Extracted records:
* Start *
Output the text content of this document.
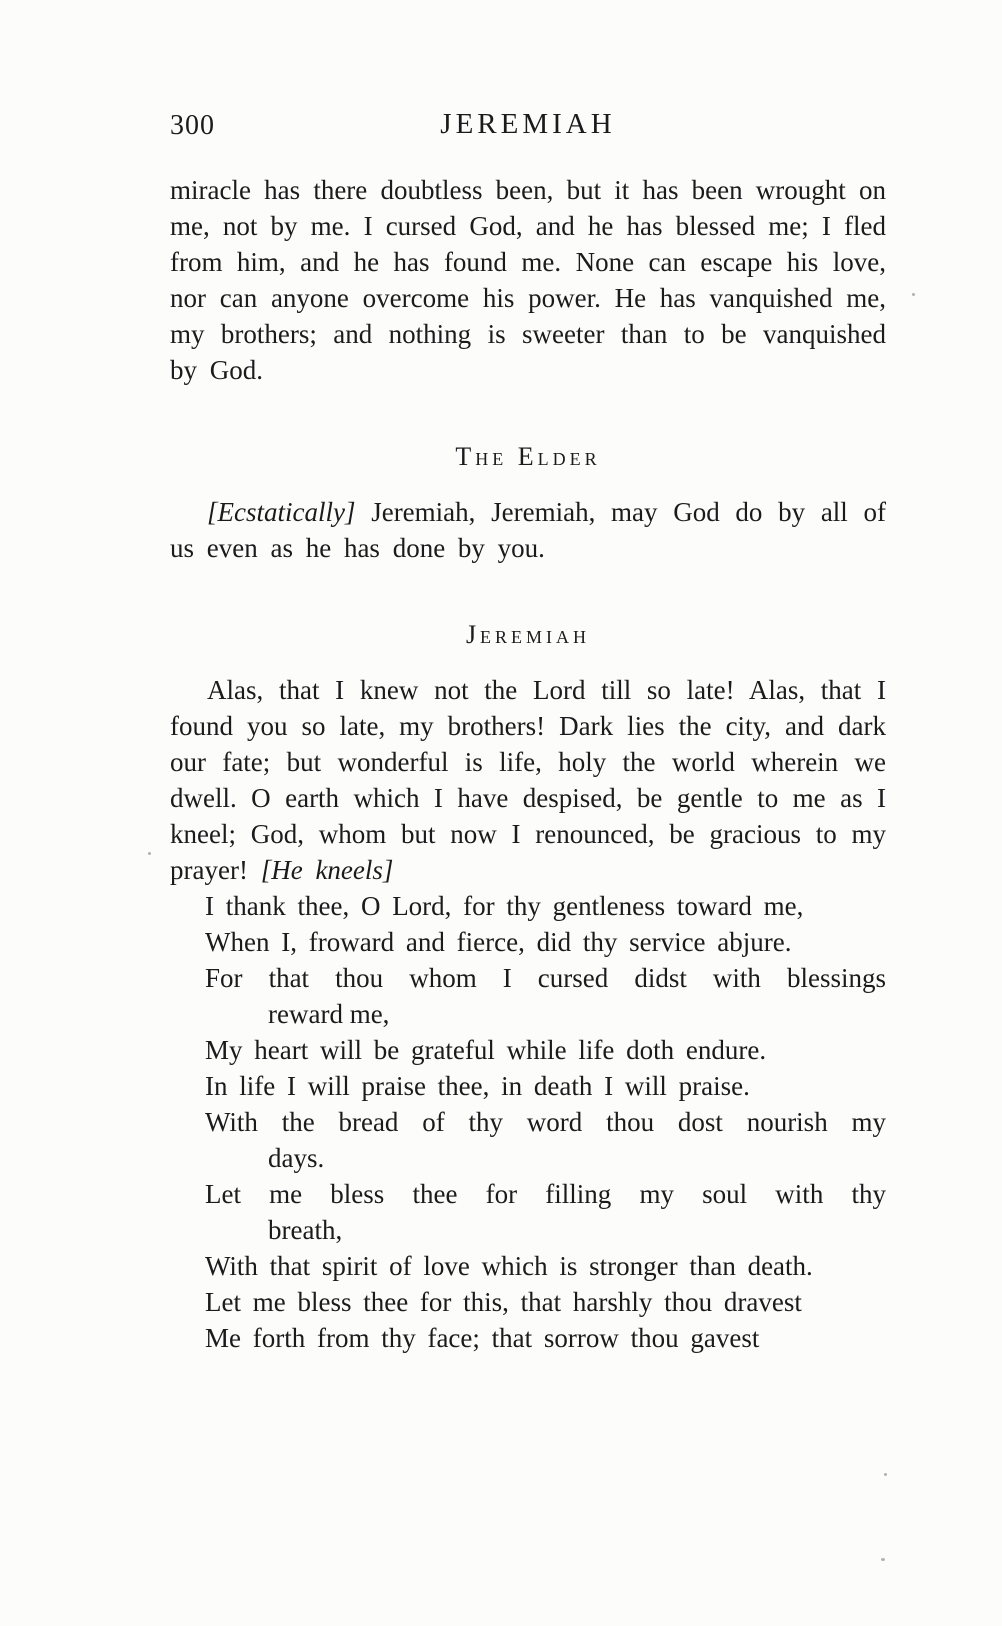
300	JEREMIAH

miracle has there doubtless been, but it has been wrought on me, not by me. I cursed God, and he has blessed me; I fled from him, and he has found me. None can escape his love, nor can anyone overcome his power. He has vanquished me, my brothers; and nothing is sweeter than to be vanquished by God.

The Elder

[Ecstatically] Jeremiah, Jeremiah, may God do by all of us even as he has done by you.

Jeremiah

Alas, that I knew not the Lord till so late! Alas, that I found you so late, my brothers! Dark lies the city, and dark our fate; but wonderful is life, holy the world wherein we dwell. O earth which I have despised, be gentle to me as I kneel; God, whom but now I renounced, be gracious to my prayer! [He kneels]

I thank thee, O Lord, for thy gentleness toward me,
When I, froward and fierce, did thy service abjure.
For that thou whom I cursed didst with blessings
reward me,
My heart will be grateful while life doth endure.
In life I will praise thee, in death I will praise.
With the bread of thy word thou dost nourish my
days.
Let me bless thee for filling my soul with thy
breath,
With that spirit of love which is stronger than death.
Let me bless thee for this, that harshly thou dravest
Me forth from thy face; that sorrow thou gavest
* End *
### Aim
Strip out the pictures and quote the remaining data word for word.

### Exercise output
Output the text content of this document.
300	JEREMIAH

miracle has there doubtless been, but it has been wrought on me, not by me. I cursed God, and he has blessed me; I fled from him, and he has found me. None can escape his love, nor can anyone overcome his power. He has vanquished me, my brothers; and nothing is sweeter than to be vanquished by God.

The Elder

[Ecstatically] Jeremiah, Jeremiah, may God do by all of us even as he has done by you.

Jeremiah

Alas, that I knew not the Lord till so late! Alas, that I found you so late, my brothers! Dark lies the city, and dark our fate; but wonderful is life, holy the world wherein we dwell. O earth which I have despised, be gentle to me as I kneel; God, whom but now I renounced, be gracious to my prayer! [He kneels]

I thank thee, O Lord, for thy gentleness toward me,
When I, froward and fierce, did thy service abjure.
For that thou whom I cursed didst with blessings
reward me,
My heart will be grateful while life doth endure.
In life I will praise thee, in death I will praise.
With the bread of thy word thou dost nourish my
days.
Let me bless thee for filling my soul with thy
breath,
With that spirit of love which is stronger than death.
Let me bless thee for this, that harshly thou dravest
Me forth from thy face; that sorrow thou gavest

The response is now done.